(Stored entries)
===

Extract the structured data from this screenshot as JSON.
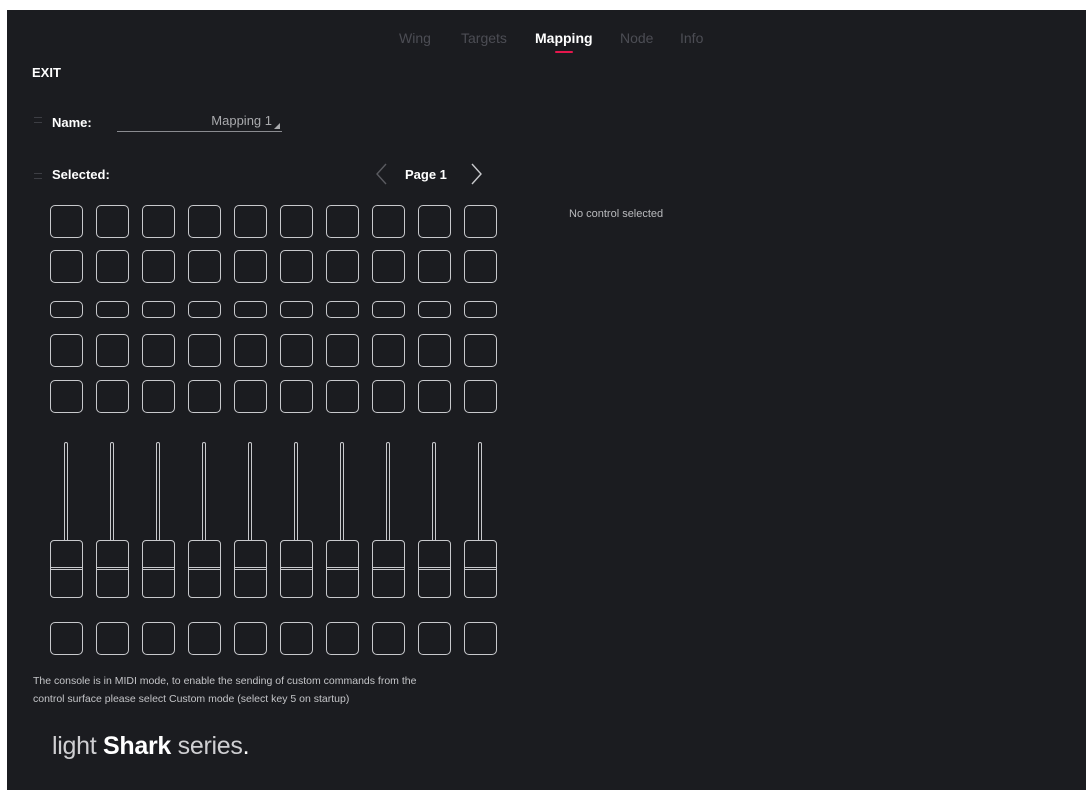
{
  "tabs": [
    {
      "label": "Wing",
      "active": false
    },
    {
      "label": "Targets",
      "active": false
    },
    {
      "label": "Mapping",
      "active": true
    },
    {
      "label": "Node",
      "active": false
    },
    {
      "label": "Info",
      "active": false
    }
  ],
  "accent_color": "#e5174d",
  "background_color": "#1b1c20",
  "exit_label": "EXIT",
  "name_row": {
    "label": "Name:",
    "value": "Mapping 1"
  },
  "selected_row": {
    "label": "Selected:"
  },
  "pager": {
    "page_label": "Page 1",
    "prev_icon": "chevron-left-icon",
    "next_icon": "chevron-right-icon"
  },
  "detail_panel": {
    "status": "No control selected"
  },
  "control_surface": {
    "columns": 10,
    "button_rows": 5,
    "fader_count": 10,
    "bottom_button_count": 10
  },
  "message": {
    "line1": "The console is in MIDI mode, to enable the sending of custom commands from the",
    "line2": "control surface please select Custom mode (select key 5 on startup)"
  },
  "logo": {
    "prefix": "light",
    "brand": "Shark",
    "suffix": "series",
    "dot": "."
  }
}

===

→ **The problem**:
Repeat the records above verbatim, with no pictures in the result.

→ **Response to the exercise**:
Extract the structured data from this screenshot as JSON.
{
  "tabs": [
    {
      "label": "Wing",
      "active": false
    },
    {
      "label": "Targets",
      "active": false
    },
    {
      "label": "Mapping",
      "active": true
    },
    {
      "label": "Node",
      "active": false
    },
    {
      "label": "Info",
      "active": false
    }
  ],
  "accent_color": "#e5174d",
  "background_color": "#1b1c20",
  "exit_label": "EXIT",
  "name_row": {
    "label": "Name:",
    "value": "Mapping 1"
  },
  "selected_row": {
    "label": "Selected:"
  },
  "pager": {
    "page_label": "Page 1",
    "prev_icon": "chevron-left-icon",
    "next_icon": "chevron-right-icon"
  },
  "detail_panel": {
    "status": "No control selected"
  },
  "control_surface": {
    "columns": 10,
    "button_rows": 5,
    "fader_count": 10,
    "bottom_button_count": 10
  },
  "message": {
    "line1": "The console is in MIDI mode, to enable the sending of custom commands from the",
    "line2": "control surface please select Custom mode (select key 5 on startup)"
  },
  "logo": {
    "prefix": "light",
    "brand": "Shark",
    "suffix": "series",
    "dot": "."
  }
}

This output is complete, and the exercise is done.